— BEGIN —

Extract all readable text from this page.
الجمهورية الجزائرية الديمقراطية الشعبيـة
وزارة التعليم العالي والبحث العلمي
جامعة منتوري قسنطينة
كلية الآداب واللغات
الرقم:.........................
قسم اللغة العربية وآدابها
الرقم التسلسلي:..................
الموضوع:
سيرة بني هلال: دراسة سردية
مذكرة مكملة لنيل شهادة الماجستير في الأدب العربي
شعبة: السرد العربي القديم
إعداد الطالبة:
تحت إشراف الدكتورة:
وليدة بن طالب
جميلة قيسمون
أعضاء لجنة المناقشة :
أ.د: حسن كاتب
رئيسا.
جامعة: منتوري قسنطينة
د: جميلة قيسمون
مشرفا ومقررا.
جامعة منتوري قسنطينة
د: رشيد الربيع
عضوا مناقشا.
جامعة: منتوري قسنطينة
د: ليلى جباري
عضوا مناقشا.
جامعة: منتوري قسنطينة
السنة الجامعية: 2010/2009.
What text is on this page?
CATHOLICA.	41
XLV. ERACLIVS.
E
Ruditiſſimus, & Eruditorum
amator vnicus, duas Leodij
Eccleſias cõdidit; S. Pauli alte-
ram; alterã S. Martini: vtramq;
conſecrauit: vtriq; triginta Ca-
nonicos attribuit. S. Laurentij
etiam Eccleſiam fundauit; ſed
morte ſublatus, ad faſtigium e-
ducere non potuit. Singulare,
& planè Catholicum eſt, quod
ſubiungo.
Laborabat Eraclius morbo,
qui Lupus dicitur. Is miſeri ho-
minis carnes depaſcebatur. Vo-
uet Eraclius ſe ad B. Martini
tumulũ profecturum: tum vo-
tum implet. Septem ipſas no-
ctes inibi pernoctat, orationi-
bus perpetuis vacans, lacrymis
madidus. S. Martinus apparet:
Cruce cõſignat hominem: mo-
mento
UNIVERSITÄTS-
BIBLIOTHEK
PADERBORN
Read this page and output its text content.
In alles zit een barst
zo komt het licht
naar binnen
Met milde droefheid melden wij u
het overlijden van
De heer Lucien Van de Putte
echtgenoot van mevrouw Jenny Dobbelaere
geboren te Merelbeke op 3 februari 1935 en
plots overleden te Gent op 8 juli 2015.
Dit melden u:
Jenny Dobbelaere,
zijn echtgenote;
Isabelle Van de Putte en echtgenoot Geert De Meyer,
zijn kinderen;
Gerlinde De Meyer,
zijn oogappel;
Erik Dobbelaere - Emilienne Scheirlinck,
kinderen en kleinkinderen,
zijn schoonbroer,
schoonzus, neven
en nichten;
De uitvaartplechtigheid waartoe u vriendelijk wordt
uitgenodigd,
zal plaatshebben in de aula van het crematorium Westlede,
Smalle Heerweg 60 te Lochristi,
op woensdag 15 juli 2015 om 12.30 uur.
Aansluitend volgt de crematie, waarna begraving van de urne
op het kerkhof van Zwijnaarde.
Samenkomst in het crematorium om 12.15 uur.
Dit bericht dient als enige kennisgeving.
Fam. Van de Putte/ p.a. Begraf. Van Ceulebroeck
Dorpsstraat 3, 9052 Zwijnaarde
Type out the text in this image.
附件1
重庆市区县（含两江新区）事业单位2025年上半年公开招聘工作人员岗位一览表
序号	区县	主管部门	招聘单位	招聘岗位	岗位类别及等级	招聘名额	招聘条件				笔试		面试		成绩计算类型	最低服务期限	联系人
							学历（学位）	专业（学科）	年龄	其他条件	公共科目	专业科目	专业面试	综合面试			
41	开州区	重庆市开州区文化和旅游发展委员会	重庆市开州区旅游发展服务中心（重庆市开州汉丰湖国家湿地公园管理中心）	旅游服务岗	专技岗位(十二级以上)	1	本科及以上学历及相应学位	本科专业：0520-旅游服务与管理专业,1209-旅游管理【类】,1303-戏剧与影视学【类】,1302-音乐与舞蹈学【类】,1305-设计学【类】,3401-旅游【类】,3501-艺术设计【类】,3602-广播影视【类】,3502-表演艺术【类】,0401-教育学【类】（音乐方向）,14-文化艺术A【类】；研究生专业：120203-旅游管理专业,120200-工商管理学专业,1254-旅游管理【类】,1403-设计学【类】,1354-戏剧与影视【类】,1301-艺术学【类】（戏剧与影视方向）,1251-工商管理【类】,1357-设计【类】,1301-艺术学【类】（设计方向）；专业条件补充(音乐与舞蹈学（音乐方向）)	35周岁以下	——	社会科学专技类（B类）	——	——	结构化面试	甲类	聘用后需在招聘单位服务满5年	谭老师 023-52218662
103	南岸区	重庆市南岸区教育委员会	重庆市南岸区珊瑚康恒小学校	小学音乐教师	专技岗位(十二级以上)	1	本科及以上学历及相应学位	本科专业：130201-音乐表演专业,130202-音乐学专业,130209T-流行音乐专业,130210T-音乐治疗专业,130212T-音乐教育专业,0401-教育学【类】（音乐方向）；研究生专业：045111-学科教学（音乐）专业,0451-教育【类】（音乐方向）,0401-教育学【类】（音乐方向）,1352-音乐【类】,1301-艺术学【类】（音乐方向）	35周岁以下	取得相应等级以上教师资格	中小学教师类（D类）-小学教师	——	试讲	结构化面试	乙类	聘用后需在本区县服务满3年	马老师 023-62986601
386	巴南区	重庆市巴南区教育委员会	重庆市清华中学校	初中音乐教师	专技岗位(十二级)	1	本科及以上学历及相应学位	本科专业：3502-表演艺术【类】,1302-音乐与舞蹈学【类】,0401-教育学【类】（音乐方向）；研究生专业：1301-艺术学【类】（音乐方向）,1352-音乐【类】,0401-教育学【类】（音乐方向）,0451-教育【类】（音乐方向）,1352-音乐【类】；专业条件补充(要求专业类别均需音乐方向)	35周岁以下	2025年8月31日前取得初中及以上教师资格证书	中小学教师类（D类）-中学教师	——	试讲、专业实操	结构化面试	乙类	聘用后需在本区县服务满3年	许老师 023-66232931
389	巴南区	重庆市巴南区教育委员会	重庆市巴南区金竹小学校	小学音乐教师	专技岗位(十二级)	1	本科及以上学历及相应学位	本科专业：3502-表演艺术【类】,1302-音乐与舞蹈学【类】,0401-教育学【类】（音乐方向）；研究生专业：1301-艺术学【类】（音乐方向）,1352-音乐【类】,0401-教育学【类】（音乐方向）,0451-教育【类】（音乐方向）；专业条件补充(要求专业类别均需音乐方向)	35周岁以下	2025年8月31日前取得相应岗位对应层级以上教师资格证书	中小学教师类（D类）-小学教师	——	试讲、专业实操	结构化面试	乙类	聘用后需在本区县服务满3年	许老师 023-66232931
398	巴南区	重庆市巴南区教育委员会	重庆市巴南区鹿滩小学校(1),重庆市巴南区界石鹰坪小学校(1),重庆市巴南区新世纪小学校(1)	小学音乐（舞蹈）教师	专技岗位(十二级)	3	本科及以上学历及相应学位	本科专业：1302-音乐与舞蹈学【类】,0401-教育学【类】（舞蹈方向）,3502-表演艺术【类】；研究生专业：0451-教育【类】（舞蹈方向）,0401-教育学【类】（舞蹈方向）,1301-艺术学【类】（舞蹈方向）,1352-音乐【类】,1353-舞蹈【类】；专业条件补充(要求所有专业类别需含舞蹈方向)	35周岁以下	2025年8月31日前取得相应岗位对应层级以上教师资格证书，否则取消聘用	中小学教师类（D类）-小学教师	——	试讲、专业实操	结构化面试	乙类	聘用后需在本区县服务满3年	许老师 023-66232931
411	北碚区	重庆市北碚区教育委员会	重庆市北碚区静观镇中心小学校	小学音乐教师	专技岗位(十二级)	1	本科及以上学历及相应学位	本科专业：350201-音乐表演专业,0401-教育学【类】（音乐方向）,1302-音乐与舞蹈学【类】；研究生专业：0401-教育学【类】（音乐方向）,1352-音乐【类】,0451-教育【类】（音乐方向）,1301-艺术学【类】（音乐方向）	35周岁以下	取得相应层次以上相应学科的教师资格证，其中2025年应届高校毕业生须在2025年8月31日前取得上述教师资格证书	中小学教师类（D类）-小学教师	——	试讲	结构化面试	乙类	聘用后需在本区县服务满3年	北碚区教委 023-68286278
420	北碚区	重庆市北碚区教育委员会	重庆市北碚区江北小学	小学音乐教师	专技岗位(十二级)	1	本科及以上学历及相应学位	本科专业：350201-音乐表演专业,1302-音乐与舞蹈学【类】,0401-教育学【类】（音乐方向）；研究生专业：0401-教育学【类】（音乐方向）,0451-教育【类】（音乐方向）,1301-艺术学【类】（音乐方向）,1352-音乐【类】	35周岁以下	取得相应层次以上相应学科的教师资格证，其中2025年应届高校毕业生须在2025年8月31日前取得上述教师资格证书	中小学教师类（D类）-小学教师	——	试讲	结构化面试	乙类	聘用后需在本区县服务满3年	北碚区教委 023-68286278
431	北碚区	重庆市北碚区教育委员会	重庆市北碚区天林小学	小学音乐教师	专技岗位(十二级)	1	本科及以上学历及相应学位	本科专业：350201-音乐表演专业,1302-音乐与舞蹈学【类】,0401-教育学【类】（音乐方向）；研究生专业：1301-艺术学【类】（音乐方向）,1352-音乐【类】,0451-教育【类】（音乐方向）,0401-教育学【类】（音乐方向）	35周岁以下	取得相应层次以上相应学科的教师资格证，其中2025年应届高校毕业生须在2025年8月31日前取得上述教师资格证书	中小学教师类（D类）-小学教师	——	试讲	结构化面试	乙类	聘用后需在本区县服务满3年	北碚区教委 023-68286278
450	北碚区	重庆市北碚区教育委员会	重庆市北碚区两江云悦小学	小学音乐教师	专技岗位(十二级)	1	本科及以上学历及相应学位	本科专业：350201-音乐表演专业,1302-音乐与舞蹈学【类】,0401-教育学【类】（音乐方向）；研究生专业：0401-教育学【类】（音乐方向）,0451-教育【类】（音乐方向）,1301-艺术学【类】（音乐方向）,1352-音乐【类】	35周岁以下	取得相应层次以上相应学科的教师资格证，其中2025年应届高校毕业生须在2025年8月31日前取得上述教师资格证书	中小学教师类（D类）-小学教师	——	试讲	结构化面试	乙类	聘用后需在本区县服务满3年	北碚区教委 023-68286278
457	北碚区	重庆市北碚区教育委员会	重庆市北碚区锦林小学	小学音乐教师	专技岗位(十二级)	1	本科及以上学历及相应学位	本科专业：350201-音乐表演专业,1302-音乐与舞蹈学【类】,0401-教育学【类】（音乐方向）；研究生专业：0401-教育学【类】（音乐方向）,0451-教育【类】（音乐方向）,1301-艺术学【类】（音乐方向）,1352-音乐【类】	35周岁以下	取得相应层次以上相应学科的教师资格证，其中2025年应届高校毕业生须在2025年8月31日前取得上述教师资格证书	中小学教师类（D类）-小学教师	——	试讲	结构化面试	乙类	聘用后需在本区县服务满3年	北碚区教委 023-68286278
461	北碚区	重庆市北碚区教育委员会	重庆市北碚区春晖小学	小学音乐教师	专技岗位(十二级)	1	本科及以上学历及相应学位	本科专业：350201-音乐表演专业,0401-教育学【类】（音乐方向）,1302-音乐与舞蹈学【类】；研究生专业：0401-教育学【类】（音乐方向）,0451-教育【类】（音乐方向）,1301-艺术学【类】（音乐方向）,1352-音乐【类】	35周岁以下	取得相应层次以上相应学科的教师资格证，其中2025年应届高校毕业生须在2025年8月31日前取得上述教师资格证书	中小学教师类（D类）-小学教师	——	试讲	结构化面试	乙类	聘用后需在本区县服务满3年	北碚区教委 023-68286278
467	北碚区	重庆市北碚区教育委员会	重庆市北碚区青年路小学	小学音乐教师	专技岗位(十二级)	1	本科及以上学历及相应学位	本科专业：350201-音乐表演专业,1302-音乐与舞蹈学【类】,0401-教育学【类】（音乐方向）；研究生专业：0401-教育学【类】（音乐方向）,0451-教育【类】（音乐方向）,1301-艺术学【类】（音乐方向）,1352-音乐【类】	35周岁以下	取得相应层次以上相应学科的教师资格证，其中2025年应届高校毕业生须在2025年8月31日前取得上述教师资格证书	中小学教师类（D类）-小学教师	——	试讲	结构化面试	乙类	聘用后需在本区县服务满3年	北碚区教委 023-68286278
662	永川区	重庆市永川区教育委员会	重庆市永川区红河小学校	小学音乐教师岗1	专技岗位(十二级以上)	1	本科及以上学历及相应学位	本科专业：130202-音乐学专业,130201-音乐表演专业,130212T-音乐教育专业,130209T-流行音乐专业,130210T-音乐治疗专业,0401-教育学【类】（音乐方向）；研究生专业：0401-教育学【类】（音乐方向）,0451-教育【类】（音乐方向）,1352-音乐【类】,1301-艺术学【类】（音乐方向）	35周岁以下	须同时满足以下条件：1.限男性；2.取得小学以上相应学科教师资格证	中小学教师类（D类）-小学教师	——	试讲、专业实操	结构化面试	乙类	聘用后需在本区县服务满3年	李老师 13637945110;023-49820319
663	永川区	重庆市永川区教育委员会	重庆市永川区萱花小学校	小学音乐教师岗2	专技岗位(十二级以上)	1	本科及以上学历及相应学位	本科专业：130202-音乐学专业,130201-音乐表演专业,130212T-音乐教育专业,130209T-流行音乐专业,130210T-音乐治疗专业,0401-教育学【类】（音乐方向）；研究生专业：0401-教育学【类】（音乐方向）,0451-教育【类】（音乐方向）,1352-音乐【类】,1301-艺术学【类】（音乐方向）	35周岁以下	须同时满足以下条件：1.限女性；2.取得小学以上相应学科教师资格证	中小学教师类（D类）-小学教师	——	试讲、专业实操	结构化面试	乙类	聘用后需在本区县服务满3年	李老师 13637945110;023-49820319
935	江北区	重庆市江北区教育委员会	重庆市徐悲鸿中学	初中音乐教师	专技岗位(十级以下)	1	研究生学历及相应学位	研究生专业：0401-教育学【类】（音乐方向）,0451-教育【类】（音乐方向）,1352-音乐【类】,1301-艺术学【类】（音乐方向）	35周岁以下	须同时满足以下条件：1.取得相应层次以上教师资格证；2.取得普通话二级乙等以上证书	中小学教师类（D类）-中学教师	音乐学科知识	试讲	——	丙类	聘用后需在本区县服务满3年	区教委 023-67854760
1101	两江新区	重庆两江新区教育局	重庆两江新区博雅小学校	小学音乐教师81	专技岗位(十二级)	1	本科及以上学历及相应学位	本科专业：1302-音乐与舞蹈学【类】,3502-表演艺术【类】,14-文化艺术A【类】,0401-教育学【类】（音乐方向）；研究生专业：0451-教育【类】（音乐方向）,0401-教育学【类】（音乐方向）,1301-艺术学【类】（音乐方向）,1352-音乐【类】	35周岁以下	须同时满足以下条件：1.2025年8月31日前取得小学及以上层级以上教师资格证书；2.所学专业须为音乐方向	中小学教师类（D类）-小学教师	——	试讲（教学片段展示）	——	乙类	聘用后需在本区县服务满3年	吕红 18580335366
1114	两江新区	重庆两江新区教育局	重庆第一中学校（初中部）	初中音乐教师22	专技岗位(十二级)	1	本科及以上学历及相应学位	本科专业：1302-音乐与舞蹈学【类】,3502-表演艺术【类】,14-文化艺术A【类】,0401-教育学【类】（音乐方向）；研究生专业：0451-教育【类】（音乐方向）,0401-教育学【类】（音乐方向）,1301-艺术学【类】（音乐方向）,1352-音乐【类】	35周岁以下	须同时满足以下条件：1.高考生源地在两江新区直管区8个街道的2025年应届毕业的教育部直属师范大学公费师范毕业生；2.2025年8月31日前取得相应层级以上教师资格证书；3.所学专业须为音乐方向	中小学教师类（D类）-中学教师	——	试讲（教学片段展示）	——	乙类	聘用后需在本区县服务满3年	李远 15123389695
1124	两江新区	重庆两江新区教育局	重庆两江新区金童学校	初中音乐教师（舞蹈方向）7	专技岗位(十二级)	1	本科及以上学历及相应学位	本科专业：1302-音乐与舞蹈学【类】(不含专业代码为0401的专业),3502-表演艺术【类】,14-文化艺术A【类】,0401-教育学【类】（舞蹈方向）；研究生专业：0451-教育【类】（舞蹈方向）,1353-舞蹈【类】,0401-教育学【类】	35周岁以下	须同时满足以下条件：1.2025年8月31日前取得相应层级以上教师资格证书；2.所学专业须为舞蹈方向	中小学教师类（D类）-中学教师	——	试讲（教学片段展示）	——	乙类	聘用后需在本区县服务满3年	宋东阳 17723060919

— END —

## Instructions to follow:
Tell how many lines hold the string "舞蹈方向", giving the number and nothing else.

## Solution for this exercise:
2